Provided records:
###

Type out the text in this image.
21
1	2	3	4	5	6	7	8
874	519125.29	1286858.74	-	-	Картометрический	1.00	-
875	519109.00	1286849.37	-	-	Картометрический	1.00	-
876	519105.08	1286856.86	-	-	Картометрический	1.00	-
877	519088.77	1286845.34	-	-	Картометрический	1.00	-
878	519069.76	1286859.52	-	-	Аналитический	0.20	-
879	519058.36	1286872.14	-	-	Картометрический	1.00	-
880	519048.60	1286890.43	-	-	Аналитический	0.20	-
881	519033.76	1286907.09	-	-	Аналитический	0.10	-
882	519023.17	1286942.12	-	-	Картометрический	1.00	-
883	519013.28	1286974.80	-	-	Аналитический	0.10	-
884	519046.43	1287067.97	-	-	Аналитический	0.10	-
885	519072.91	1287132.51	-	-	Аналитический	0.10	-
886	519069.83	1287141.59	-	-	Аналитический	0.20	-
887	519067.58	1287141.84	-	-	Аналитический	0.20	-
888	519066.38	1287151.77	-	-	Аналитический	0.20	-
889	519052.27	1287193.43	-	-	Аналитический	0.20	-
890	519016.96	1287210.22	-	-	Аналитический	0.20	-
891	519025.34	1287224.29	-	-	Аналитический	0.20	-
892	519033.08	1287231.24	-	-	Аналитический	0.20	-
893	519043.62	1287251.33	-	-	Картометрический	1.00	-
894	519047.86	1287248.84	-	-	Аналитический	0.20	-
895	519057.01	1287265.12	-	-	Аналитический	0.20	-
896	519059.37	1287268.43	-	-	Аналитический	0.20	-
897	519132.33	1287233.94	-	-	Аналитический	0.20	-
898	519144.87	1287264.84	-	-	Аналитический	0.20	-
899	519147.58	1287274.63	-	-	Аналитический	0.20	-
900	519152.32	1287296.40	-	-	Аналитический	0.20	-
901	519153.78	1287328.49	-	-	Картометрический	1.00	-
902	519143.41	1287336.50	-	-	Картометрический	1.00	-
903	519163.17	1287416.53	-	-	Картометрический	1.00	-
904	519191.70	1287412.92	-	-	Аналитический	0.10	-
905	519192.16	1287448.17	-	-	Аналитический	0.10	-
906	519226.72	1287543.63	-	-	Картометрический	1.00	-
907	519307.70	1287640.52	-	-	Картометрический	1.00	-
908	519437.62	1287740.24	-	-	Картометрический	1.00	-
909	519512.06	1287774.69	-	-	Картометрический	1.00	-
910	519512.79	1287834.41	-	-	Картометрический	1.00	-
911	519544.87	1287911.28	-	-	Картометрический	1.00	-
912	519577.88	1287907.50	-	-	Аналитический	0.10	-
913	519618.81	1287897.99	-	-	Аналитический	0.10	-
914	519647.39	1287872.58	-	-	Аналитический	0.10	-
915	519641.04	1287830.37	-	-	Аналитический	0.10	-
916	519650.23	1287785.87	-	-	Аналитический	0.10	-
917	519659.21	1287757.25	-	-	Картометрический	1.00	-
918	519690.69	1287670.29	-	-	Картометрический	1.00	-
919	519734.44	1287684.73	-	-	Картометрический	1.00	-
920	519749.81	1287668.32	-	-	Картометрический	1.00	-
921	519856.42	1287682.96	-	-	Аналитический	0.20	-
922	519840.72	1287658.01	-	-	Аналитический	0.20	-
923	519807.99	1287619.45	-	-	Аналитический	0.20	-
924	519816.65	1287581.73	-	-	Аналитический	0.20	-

###

Written exercise: Write down every line of the data exactly as it appears above.

Exercise answer:
Type out the text in this image.
21
1	2	3	4	5	6	7	8
874	519125.29	1286858.74	-	-	Картометрический	1.00	-
875	519109.00	1286849.37	-	-	Картометрический	1.00	-
876	519105.08	1286856.86	-	-	Картометрический	1.00	-
877	519088.77	1286845.34	-	-	Картометрический	1.00	-
878	519069.76	1286859.52	-	-	Аналитический	0.20	-
879	519058.36	1286872.14	-	-	Картометрический	1.00	-
880	519048.60	1286890.43	-	-	Аналитический	0.20	-
881	519033.76	1286907.09	-	-	Аналитический	0.10	-
882	519023.17	1286942.12	-	-	Картометрический	1.00	-
883	519013.28	1286974.80	-	-	Аналитический	0.10	-
884	519046.43	1287067.97	-	-	Аналитический	0.10	-
885	519072.91	1287132.51	-	-	Аналитический	0.10	-
886	519069.83	1287141.59	-	-	Аналитический	0.20	-
887	519067.58	1287141.84	-	-	Аналитический	0.20	-
888	519066.38	1287151.77	-	-	Аналитический	0.20	-
889	519052.27	1287193.43	-	-	Аналитический	0.20	-
890	519016.96	1287210.22	-	-	Аналитический	0.20	-
891	519025.34	1287224.29	-	-	Аналитический	0.20	-
892	519033.08	1287231.24	-	-	Аналитический	0.20	-
893	519043.62	1287251.33	-	-	Картометрический	1.00	-
894	519047.86	1287248.84	-	-	Аналитический	0.20	-
895	519057.01	1287265.12	-	-	Аналитический	0.20	-
896	519059.37	1287268.43	-	-	Аналитический	0.20	-
897	519132.33	1287233.94	-	-	Аналитический	0.20	-
898	519144.87	1287264.84	-	-	Аналитический	0.20	-
899	519147.58	1287274.63	-	-	Аналитический	0.20	-
900	519152.32	1287296.40	-	-	Аналитический	0.20	-
901	519153.78	1287328.49	-	-	Картометрический	1.00	-
902	519143.41	1287336.50	-	-	Картометрический	1.00	-
903	519163.17	1287416.53	-	-	Картометрический	1.00	-
904	519191.70	1287412.92	-	-	Аналитический	0.10	-
905	519192.16	1287448.17	-	-	Аналитический	0.10	-
906	519226.72	1287543.63	-	-	Картометрический	1.00	-
907	519307.70	1287640.52	-	-	Картометрический	1.00	-
908	519437.62	1287740.24	-	-	Картометрический	1.00	-
909	519512.06	1287774.69	-	-	Картометрический	1.00	-
910	519512.79	1287834.41	-	-	Картометрический	1.00	-
911	519544.87	1287911.28	-	-	Картометрический	1.00	-
912	519577.88	1287907.50	-	-	Аналитический	0.10	-
913	519618.81	1287897.99	-	-	Аналитический	0.10	-
914	519647.39	1287872.58	-	-	Аналитический	0.10	-
915	519641.04	1287830.37	-	-	Аналитический	0.10	-
916	519650.23	1287785.87	-	-	Аналитический	0.10	-
917	519659.21	1287757.25	-	-	Картометрический	1.00	-
918	519690.69	1287670.29	-	-	Картометрический	1.00	-
919	519734.44	1287684.73	-	-	Картометрический	1.00	-
920	519749.81	1287668.32	-	-	Картометрический	1.00	-
921	519856.42	1287682.96	-	-	Аналитический	0.20	-
922	519840.72	1287658.01	-	-	Аналитический	0.20	-
923	519807.99	1287619.45	-	-	Аналитический	0.20	-
924	519816.65	1287581.73	-	-	Аналитический	0.20	-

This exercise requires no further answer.